→ **WHAT IS REQUIRED**:
Copy every record below exactly.

→ **DATA IN THIS EXERCISE**:
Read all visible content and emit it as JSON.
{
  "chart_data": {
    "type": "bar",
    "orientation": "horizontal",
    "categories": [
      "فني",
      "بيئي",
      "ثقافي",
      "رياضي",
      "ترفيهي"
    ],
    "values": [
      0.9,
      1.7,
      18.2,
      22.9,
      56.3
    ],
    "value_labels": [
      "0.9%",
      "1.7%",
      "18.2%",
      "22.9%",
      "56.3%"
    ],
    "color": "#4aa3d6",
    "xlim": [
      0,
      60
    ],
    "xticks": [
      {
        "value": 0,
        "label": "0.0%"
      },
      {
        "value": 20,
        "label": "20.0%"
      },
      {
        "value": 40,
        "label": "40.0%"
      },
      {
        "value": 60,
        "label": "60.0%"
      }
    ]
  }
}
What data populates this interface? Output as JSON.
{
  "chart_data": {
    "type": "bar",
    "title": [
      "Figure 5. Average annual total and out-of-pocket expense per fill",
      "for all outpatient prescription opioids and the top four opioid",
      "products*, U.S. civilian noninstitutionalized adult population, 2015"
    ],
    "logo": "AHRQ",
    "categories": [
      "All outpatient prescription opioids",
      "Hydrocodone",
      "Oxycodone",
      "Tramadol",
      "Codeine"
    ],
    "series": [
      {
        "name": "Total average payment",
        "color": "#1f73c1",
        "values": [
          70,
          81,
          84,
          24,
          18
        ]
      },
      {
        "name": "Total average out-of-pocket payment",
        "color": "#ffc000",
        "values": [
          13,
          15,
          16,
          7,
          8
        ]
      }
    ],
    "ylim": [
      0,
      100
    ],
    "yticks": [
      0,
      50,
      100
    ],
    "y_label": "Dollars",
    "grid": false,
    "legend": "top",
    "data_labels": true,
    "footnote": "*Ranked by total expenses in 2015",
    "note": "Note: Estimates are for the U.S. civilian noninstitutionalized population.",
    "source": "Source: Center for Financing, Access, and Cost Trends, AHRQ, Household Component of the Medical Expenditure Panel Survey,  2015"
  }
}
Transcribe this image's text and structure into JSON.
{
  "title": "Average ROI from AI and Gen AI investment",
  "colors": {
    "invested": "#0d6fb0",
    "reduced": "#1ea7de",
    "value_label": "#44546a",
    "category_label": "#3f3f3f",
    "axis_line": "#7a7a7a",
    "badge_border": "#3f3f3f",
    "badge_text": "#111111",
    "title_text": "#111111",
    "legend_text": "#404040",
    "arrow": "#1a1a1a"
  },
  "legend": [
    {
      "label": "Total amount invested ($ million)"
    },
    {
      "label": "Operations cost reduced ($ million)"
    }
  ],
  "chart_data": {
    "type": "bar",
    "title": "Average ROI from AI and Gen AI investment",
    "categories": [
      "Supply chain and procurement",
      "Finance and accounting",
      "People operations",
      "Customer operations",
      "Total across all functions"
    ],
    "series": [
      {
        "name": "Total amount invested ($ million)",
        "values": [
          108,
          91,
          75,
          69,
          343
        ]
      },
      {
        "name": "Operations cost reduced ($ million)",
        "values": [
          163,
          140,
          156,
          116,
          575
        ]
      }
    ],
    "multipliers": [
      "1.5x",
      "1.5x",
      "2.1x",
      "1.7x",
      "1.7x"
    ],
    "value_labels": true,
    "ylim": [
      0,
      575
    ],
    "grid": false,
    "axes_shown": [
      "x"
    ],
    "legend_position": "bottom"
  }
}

→ **FINAL RESULT**:
Read all visible content and emit it as JSON.
{
  "chart_data": {
    "type": "bar",
    "orientation": "horizontal",
    "categories": [
      "فني",
      "بيئي",
      "ثقافي",
      "رياضي",
      "ترفيهي"
    ],
    "values": [
      0.9,
      1.7,
      18.2,
      22.9,
      56.3
    ],
    "value_labels": [
      "0.9%",
      "1.7%",
      "18.2%",
      "22.9%",
      "56.3%"
    ],
    "color": "#4aa3d6",
    "xlim": [
      0,
      60
    ],
    "xticks": [
      {
        "value": 0,
        "label": "0.0%"
      },
      {
        "value": 20,
        "label": "20.0%"
      },
      {
        "value": 40,
        "label": "40.0%"
      },
      {
        "value": 60,
        "label": "60.0%"
      }
    ]
  }
}
What data populates this interface? Output as JSON.
{
  "chart_data": {
    "type": "bar",
    "title": [
      "Figure 5. Average annual total and out-of-pocket expense per fill",
      "for all outpatient prescription opioids and the top four opioid",
      "products*, U.S. civilian noninstitutionalized adult population, 2015"
    ],
    "logo": "AHRQ",
    "categories": [
      "All outpatient prescription opioids",
      "Hydrocodone",
      "Oxycodone",
      "Tramadol",
      "Codeine"
    ],
    "series": [
      {
        "name": "Total average payment",
        "color": "#1f73c1",
        "values": [
          70,
          81,
          84,
          24,
          18
        ]
      },
      {
        "name": "Total average out-of-pocket payment",
        "color": "#ffc000",
        "values": [
          13,
          15,
          16,
          7,
          8
        ]
      }
    ],
    "ylim": [
      0,
      100
    ],
    "yticks": [
      0,
      50,
      100
    ],
    "y_label": "Dollars",
    "grid": false,
    "legend": "top",
    "data_labels": true,
    "footnote": "*Ranked by total expenses in 2015",
    "note": "Note: Estimates are for the U.S. civilian noninstitutionalized population.",
    "source": "Source: Center for Financing, Access, and Cost Trends, AHRQ, Household Component of the Medical Expenditure Panel Survey,  2015"
  }
}
Transcribe this image's text and structure into JSON.
{
  "title": "Average ROI from AI and Gen AI investment",
  "colors": {
    "invested": "#0d6fb0",
    "reduced": "#1ea7de",
    "value_label": "#44546a",
    "category_label": "#3f3f3f",
    "axis_line": "#7a7a7a",
    "badge_border": "#3f3f3f",
    "badge_text": "#111111",
    "title_text": "#111111",
    "legend_text": "#404040",
    "arrow": "#1a1a1a"
  },
  "legend": [
    {
      "label": "Total amount invested ($ million)"
    },
    {
      "label": "Operations cost reduced ($ million)"
    }
  ],
  "chart_data": {
    "type": "bar",
    "title": "Average ROI from AI and Gen AI investment",
    "categories": [
      "Supply chain and procurement",
      "Finance and accounting",
      "People operations",
      "Customer operations",
      "Total across all functions"
    ],
    "series": [
      {
        "name": "Total amount invested ($ million)",
        "values": [
          108,
          91,
          75,
          69,
          343
        ]
      },
      {
        "name": "Operations cost reduced ($ million)",
        "values": [
          163,
          140,
          156,
          116,
          575
        ]
      }
    ],
    "multipliers": [
      "1.5x",
      "1.5x",
      "2.1x",
      "1.7x",
      "1.7x"
    ],
    "value_labels": true,
    "ylim": [
      0,
      575
    ],
    "grid": false,
    "axes_shown": [
      "x"
    ],
    "legend_position": "bottom"
  }
}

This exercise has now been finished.